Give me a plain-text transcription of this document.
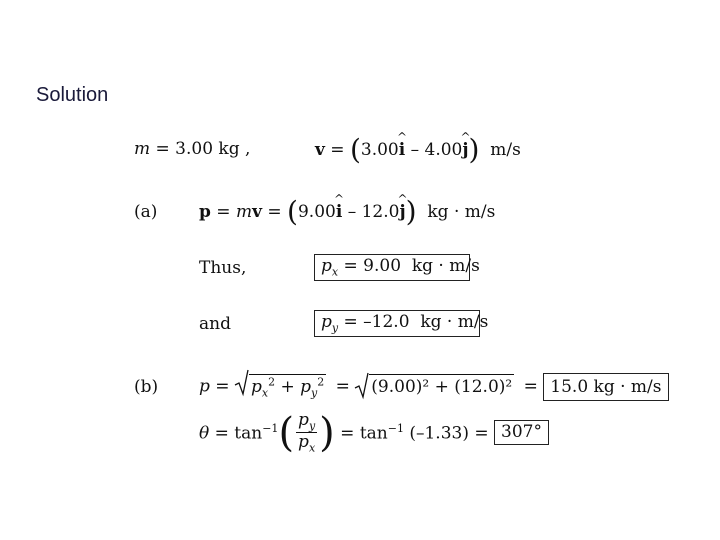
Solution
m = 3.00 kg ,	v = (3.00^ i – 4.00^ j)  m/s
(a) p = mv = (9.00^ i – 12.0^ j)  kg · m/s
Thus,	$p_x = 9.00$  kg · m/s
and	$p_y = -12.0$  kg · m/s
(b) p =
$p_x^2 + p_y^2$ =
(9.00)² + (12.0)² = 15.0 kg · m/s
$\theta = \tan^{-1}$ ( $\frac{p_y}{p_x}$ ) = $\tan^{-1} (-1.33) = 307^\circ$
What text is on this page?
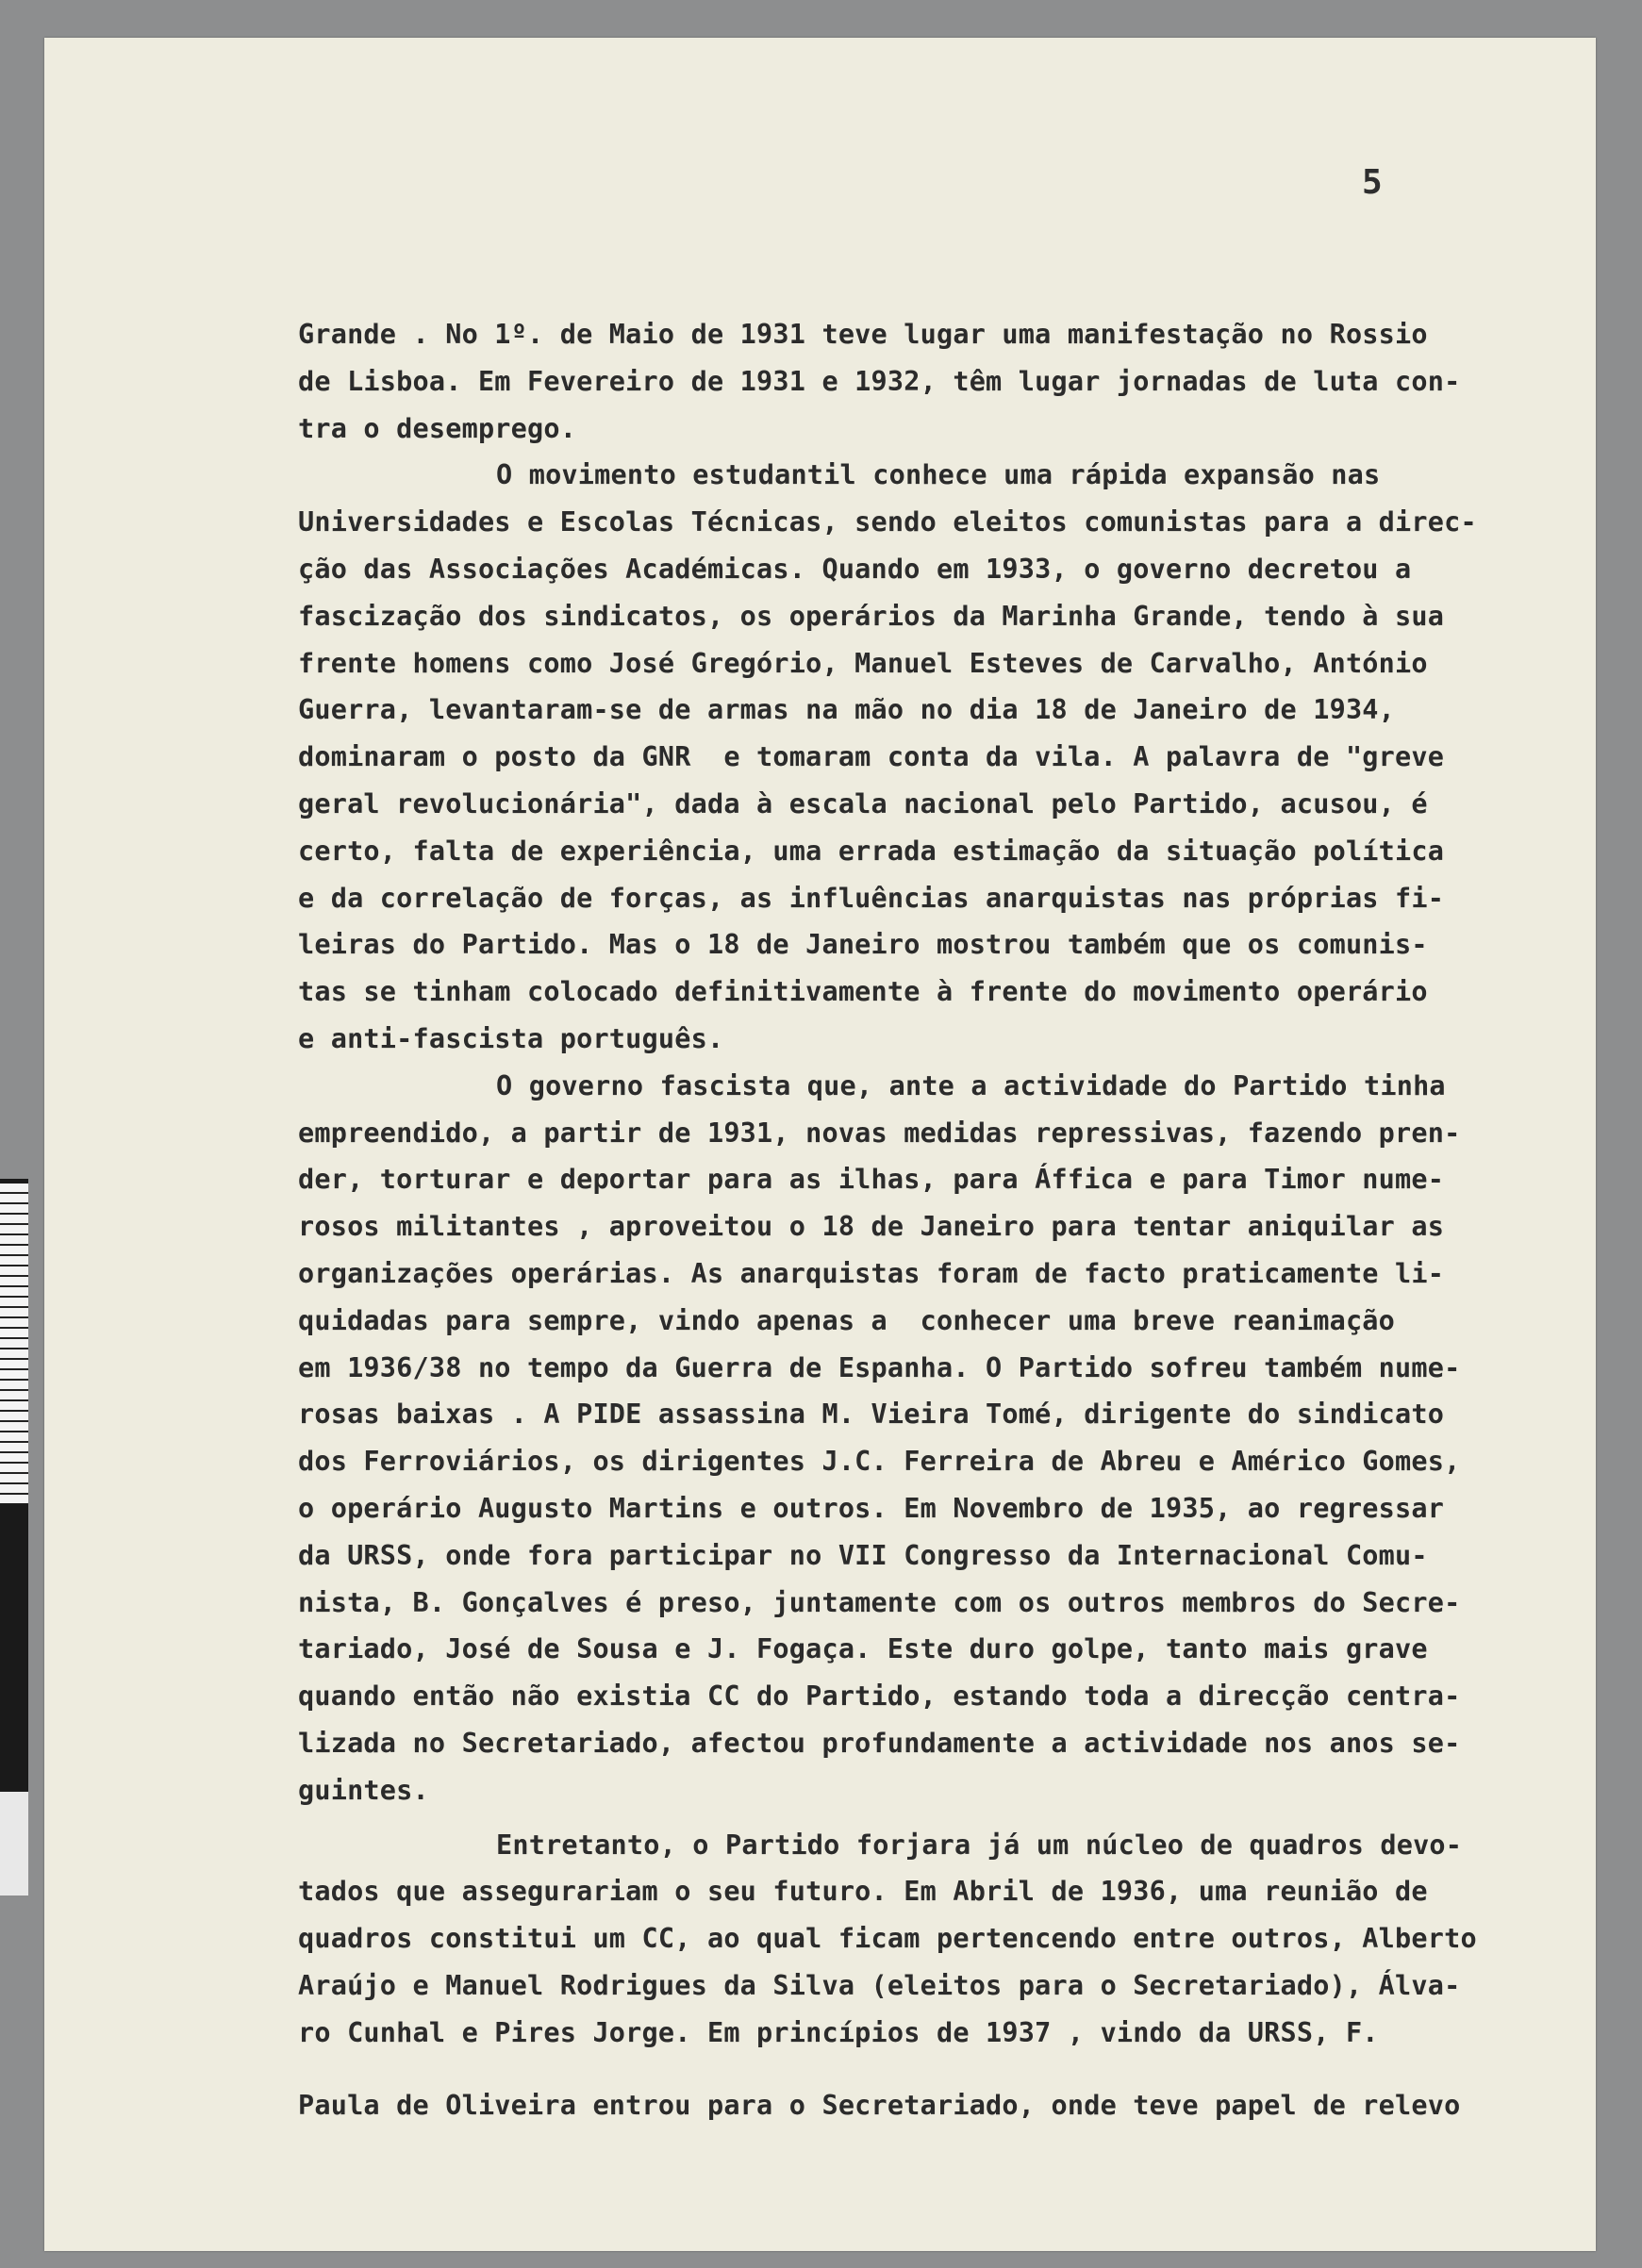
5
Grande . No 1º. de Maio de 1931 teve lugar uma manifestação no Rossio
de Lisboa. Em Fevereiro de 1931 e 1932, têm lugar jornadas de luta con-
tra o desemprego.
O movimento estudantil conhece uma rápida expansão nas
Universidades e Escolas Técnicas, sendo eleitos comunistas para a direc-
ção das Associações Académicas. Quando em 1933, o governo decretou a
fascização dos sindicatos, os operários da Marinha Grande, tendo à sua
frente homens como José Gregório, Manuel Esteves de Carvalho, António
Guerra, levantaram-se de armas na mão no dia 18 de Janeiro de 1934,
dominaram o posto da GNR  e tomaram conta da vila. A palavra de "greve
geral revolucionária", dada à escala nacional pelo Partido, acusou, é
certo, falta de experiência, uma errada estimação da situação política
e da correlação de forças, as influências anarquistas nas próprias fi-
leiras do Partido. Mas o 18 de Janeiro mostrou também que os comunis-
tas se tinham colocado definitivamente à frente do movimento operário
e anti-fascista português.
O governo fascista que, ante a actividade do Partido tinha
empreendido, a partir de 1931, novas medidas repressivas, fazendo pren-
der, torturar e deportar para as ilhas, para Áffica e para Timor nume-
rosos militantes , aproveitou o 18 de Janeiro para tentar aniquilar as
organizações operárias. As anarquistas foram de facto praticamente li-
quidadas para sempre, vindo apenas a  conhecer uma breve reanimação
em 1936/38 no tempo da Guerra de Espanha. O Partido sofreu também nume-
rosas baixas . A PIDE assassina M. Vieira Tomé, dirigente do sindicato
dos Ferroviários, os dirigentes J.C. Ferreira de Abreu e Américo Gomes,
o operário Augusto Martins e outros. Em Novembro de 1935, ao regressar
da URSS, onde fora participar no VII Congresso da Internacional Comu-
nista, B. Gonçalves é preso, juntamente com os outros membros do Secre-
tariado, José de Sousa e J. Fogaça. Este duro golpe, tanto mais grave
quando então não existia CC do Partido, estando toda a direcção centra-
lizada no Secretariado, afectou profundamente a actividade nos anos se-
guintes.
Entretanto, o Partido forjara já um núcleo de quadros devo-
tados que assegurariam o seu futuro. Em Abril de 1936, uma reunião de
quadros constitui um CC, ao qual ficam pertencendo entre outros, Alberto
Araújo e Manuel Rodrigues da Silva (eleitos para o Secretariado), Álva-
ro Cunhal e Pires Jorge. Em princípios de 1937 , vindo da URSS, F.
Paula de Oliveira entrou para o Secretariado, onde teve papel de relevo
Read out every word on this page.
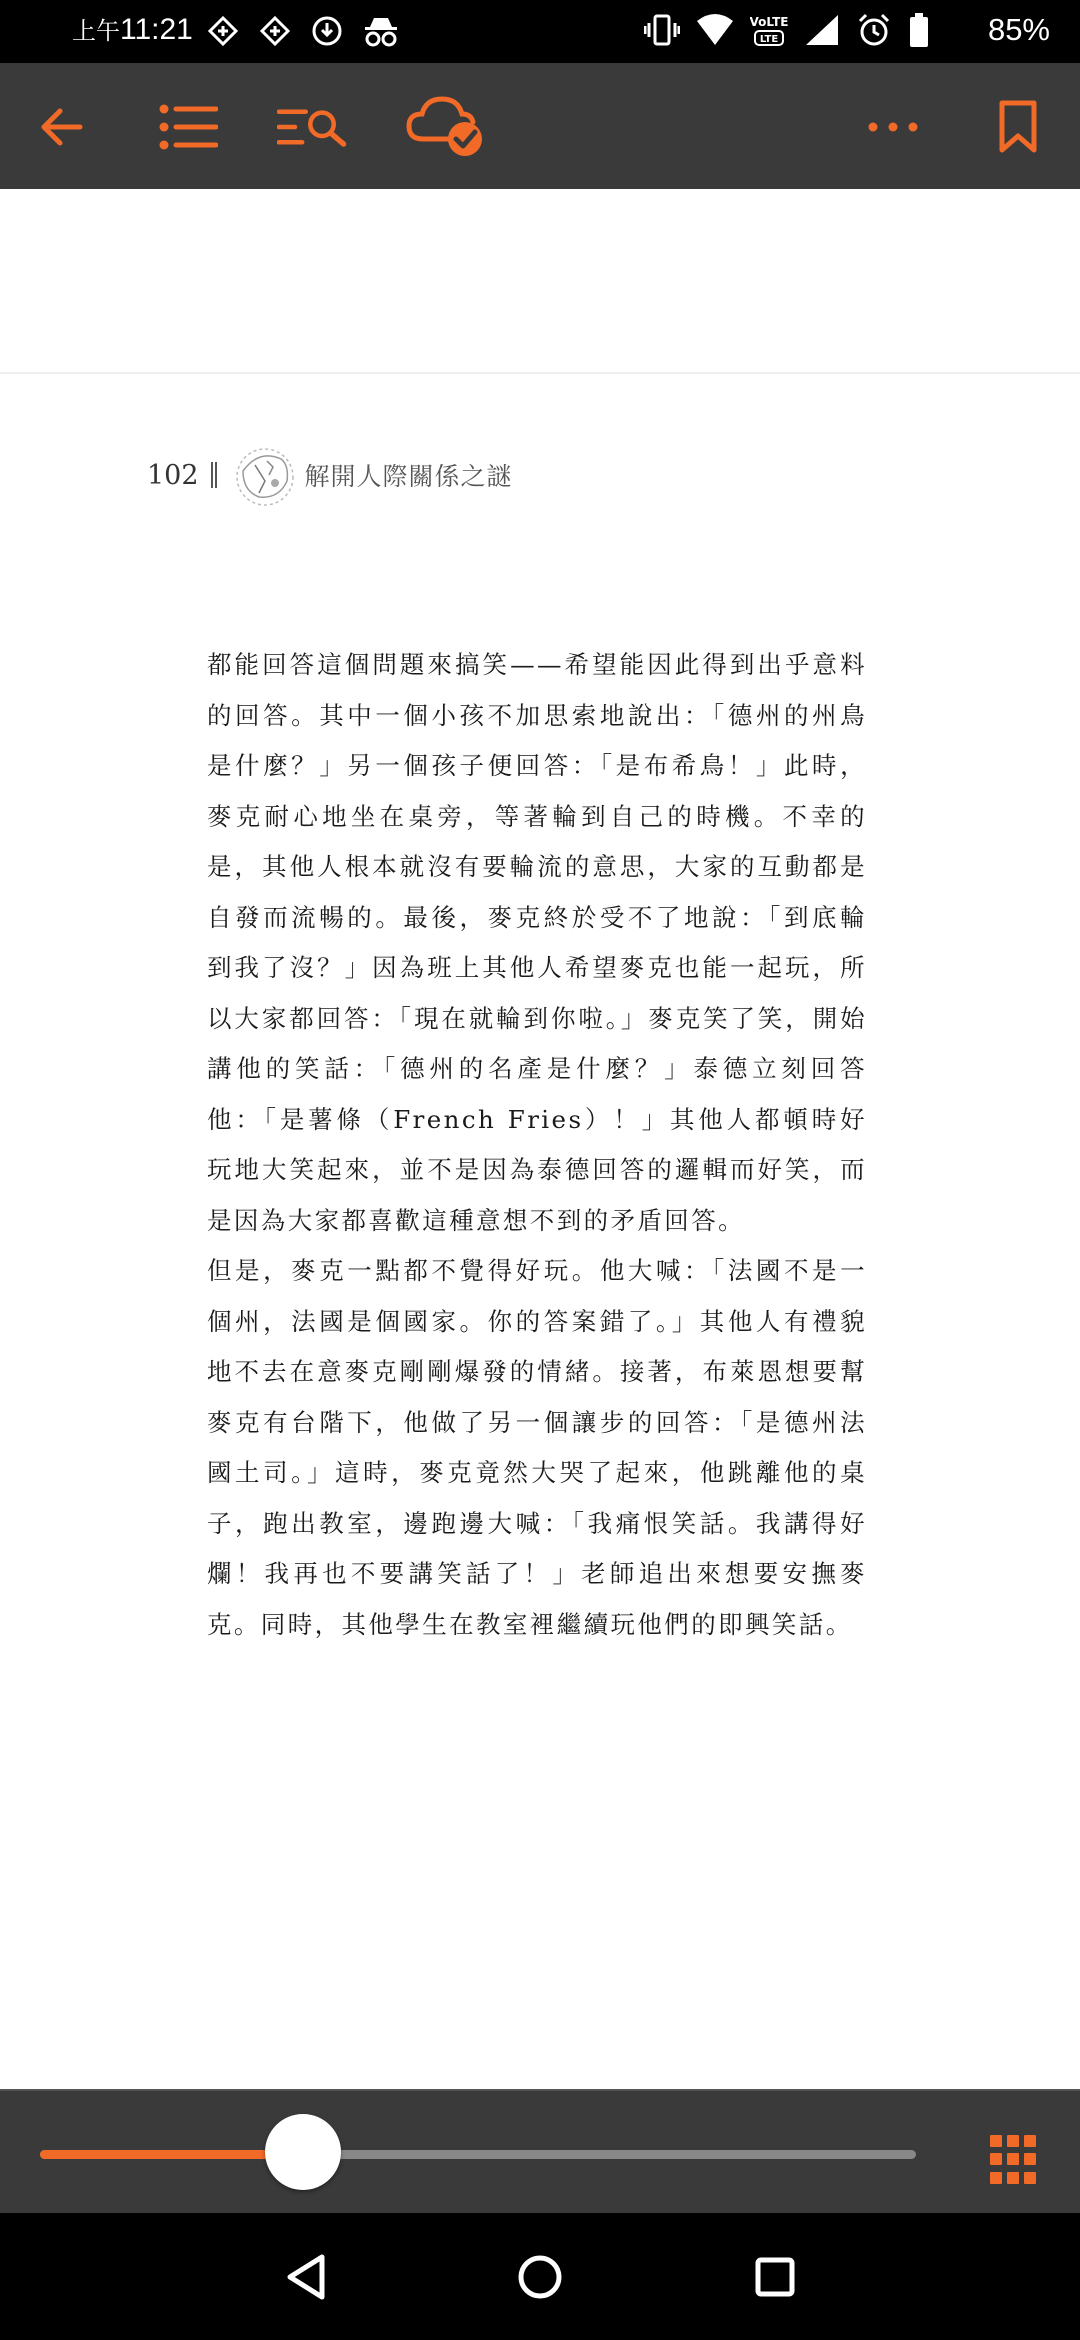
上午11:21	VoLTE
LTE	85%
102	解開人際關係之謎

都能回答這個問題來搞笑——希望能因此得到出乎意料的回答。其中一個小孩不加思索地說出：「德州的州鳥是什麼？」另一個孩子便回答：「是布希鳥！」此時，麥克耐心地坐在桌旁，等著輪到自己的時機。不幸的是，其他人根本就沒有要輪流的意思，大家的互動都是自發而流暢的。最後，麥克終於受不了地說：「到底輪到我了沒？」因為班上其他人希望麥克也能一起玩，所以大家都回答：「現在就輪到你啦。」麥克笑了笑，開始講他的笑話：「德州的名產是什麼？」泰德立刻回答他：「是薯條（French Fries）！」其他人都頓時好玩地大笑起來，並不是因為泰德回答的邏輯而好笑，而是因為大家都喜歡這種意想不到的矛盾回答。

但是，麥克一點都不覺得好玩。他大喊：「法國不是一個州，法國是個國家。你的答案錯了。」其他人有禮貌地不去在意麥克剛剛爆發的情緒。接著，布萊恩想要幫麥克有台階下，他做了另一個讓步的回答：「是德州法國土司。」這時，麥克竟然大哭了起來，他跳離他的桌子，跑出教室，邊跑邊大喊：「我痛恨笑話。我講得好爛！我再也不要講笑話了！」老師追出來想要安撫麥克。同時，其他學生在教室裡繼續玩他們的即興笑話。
* * * * * * *
TASK DETAILS: Select every line of the records holding the string "Janeiro".

SOLUTION TO THE EXERCISE:
Guerra, levantaram-se de armas na mão no dia 18 de Janeiro de 1934,
leiras do Partido. Mas o 18 de Janeiro mostrou também que os comunis-
rosos militantes , aproveitou o 18 de Janeiro para tentar aniquilar as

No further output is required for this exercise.